Problems —
(1) Answer these questions using the forum thread on kids' bike suspension:
(a) In the first post, which two things make a huge difference?
(b) What shock does backinmysaddle's son have?
(c) According to SactoGeoff, what are the downsides of longer travel?
(2) Based on the forum thread on kids' bike suspension, is each statement true? Answer yes or no and quote the words that decide it.
(a) The son's DMC shock performed worse than the Fox and Rock Shox models.
(b) SactoGeoff mentions two Pivot bikes listed on PB.
(c) The first poster rides 29-inch wheels.
(3) Write what comes next in the forum thread on kids' bike suspension, picking up where it ends.

— BEGIN Document passage —

I think the key moving forward is that some of the new longer travel suspension weighs the same if not less than what we have used in the past at 100mm. Nicer dual airsprings (way less stiction at low PSI) and kid dampers make a huge difference as well. I agree, there isn't much of a downside (for kids at least) and the upside is pretty dang significant. Especially since kids smaller wheels hit everything where my 29" wheels roll right over and barely engage my suspension. Now, XC racing isn't something I'm familiar with and I'm guessing a short travel ripper that is super light can make a difference...especially with some of the nicer builds.

Sacto: with you looking at pricey Trailcraft 26" stuff (sorry you have to buy two of these bro, oye)...wouldn't a used carbon Pivot whip with 450$ Stan's Crest 26" wheels be about the same price and lighter? Then you can move up to 27.5 when they are ready. Just curious


----------



## backinmysaddle (Jul 27, 2011)

The comment about dual air shocks is spot on! My sons cheap DMC shock works far better than any of the fox or rock shox models we tried for this very reason. You can balance the air out at a relatively low level and get a great range and very little stiction. The Maitou Mattoc Pro has the IRT kit that adds to dual air and makes that shock awesome long travel shock for light weight kids. Far more economical than sending shocks in for re-valving, and allows for easy re-tuning for another kid who may be a different weight and have a different riding style.


----------



## SactoGeoff (Aug 11, 2017)

Hey if you can somehow source 2 identical late model XS Pivot bikes. I'm all ears. But A) they won't fit B) I'm sure they will need full servicing and modifications. = costs more. And they will be non-boost. There are 2 listed on PB right now $2800 and $5k...Pfft. One is 4 years old and the other is 1.

The downside of longer travel is weight and poorer pedaling efficiency. Longer travel means things have to be beefed up.

— END Document passage —
— BEGIN Information shown —

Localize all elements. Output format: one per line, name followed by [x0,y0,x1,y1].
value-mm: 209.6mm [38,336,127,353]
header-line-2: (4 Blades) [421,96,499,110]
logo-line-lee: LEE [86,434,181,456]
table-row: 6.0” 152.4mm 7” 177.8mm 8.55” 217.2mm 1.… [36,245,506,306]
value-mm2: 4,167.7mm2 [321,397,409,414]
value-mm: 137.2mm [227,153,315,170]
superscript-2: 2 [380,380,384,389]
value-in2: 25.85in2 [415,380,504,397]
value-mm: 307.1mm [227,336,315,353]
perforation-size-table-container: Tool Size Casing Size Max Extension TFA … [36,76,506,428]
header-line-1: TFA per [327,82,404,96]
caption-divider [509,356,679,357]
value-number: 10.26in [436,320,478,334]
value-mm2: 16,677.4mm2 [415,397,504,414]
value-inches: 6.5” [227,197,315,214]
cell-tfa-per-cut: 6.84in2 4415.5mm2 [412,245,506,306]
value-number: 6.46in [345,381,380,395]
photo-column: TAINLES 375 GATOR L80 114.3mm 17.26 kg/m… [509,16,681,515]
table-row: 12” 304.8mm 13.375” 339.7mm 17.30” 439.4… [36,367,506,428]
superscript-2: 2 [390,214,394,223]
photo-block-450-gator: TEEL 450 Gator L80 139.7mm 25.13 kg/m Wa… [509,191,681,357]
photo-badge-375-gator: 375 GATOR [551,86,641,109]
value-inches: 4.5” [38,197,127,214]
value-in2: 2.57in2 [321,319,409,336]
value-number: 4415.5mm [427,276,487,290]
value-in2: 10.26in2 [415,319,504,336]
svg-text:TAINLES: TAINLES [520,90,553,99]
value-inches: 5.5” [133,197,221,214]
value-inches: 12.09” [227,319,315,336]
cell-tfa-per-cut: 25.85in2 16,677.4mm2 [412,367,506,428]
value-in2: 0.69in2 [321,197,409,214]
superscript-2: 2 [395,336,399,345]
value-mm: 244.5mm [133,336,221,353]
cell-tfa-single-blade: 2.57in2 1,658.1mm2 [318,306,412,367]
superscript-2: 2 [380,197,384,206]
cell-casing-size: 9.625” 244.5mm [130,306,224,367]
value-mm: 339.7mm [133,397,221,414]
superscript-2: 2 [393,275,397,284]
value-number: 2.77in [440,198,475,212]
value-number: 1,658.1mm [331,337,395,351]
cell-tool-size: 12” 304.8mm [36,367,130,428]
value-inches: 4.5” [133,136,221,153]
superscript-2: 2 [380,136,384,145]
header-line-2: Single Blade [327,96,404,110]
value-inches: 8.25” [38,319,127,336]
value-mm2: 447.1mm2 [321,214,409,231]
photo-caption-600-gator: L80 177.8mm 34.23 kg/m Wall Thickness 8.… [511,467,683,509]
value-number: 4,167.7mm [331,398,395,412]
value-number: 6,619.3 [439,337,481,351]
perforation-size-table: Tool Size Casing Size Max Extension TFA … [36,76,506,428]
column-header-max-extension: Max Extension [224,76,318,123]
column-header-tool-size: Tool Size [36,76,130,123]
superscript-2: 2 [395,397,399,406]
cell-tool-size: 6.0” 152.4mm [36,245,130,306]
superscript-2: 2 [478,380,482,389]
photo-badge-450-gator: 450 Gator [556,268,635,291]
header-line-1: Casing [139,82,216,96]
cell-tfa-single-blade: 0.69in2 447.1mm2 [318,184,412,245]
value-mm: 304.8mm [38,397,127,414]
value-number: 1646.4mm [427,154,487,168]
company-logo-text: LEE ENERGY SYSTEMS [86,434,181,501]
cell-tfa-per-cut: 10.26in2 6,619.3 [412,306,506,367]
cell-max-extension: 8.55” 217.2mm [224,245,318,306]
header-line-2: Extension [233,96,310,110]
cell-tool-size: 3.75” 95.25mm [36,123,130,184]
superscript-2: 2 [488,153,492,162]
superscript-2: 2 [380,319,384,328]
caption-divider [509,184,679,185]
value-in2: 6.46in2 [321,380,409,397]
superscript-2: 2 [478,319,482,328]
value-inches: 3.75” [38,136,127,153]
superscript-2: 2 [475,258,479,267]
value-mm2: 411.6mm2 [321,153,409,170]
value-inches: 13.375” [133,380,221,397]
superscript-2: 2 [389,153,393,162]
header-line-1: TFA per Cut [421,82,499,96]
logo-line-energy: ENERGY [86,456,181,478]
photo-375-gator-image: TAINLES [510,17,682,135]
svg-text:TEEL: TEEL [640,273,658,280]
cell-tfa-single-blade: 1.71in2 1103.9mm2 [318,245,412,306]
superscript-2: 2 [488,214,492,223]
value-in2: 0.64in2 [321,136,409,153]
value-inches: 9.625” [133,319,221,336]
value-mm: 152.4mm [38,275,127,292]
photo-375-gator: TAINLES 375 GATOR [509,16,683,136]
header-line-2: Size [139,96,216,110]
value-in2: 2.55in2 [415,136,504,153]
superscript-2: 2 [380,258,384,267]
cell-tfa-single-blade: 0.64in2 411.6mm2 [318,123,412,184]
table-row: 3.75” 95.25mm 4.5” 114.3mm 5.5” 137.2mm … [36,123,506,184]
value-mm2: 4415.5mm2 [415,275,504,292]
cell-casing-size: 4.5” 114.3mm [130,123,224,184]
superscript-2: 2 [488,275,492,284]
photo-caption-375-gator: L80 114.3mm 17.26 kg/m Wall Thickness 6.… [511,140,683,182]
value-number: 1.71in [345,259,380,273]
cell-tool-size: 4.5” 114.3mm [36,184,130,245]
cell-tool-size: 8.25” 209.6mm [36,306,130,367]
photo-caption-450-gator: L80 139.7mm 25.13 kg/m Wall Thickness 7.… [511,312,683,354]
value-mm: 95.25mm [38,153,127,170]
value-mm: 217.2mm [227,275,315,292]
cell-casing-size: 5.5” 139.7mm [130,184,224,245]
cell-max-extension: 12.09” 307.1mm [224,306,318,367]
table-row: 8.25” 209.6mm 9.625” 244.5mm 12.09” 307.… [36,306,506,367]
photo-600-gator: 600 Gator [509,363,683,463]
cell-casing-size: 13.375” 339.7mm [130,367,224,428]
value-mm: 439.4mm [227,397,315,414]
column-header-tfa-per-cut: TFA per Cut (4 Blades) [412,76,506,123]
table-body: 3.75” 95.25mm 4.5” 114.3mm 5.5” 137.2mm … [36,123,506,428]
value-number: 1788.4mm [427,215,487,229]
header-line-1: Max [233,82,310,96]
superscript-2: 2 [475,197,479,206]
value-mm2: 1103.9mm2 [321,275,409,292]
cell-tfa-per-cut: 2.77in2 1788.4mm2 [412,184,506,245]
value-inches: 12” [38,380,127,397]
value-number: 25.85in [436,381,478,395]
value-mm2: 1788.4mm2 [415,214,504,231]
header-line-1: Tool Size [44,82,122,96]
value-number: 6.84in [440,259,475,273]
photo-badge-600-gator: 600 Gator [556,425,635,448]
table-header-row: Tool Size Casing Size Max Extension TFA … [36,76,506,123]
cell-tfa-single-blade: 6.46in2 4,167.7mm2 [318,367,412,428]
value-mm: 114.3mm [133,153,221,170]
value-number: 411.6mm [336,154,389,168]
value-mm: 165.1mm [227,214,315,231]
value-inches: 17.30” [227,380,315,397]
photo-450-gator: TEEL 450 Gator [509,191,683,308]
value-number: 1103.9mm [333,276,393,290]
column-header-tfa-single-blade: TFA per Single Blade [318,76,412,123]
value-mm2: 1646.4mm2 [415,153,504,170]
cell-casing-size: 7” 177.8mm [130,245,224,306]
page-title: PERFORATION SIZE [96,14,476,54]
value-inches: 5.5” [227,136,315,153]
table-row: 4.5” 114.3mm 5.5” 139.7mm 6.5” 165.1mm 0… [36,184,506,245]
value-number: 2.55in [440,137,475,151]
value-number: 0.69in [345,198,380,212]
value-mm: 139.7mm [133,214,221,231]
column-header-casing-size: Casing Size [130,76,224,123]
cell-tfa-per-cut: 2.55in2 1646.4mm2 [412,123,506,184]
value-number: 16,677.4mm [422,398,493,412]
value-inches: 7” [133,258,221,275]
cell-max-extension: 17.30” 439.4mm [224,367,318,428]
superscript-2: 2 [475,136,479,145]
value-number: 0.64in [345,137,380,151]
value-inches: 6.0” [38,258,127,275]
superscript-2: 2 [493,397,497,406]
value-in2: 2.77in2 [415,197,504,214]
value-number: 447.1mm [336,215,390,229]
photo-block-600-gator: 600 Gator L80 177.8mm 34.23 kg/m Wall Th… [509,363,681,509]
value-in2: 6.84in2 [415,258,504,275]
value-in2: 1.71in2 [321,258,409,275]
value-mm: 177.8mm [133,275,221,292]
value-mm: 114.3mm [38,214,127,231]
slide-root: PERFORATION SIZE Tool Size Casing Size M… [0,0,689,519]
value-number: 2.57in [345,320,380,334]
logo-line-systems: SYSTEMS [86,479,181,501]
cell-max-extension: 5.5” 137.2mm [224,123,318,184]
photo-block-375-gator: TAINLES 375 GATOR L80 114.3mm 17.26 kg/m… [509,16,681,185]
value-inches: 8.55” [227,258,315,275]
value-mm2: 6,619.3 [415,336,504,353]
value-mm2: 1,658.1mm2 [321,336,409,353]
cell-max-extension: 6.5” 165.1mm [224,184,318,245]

— END Information shown —

Responses per task —
(1)
(a) Nicer dual airsprings and kid dampers.
(b) A cheap DMC shock.
(c) Weight and poorer pedaling efficiency.

(2)
(a) No: "My sons cheap DMC shock works far better than any of the fox or rock shox models we tried"
(b) Yes: "There are 2 listed on PB right now $2800 and $5k"
(c) Yes: "my 29" wheels roll right over"

(3)
As a former XC racer, I cut my teeth on rides that involved 5 miles UP so we could ride down. The down was a blast. The up was the part we were trying to maximize efficiency. I'm sort of blown away with the chatter surrounding "longer travel" and "3 lbs doesn't make much difference" - It's like the whole MTB community (here anyway) is so disinterested in how a bike pedals and feels. On the other hand, I'm appalled at the fact that a $9k Julianna carbon bike weighs 29lbs! It's absurd. in 1999, TWENTY YEARS AGO. A Ventanna FS bike weighed about 25lbs. 22lbs if you got aggressive. Design has improved since then. But the rider's acceptance of more and more and more weight is pretty nuts IMHO. These new bikes can rail through gravity assisted terrain like crazy. And it's awesome. But the pedaling part...lower and lower gearing. That's the industry's general answer. 
- Ok off my soap box for now.


----------



## svinyard (Aug 14, 2017)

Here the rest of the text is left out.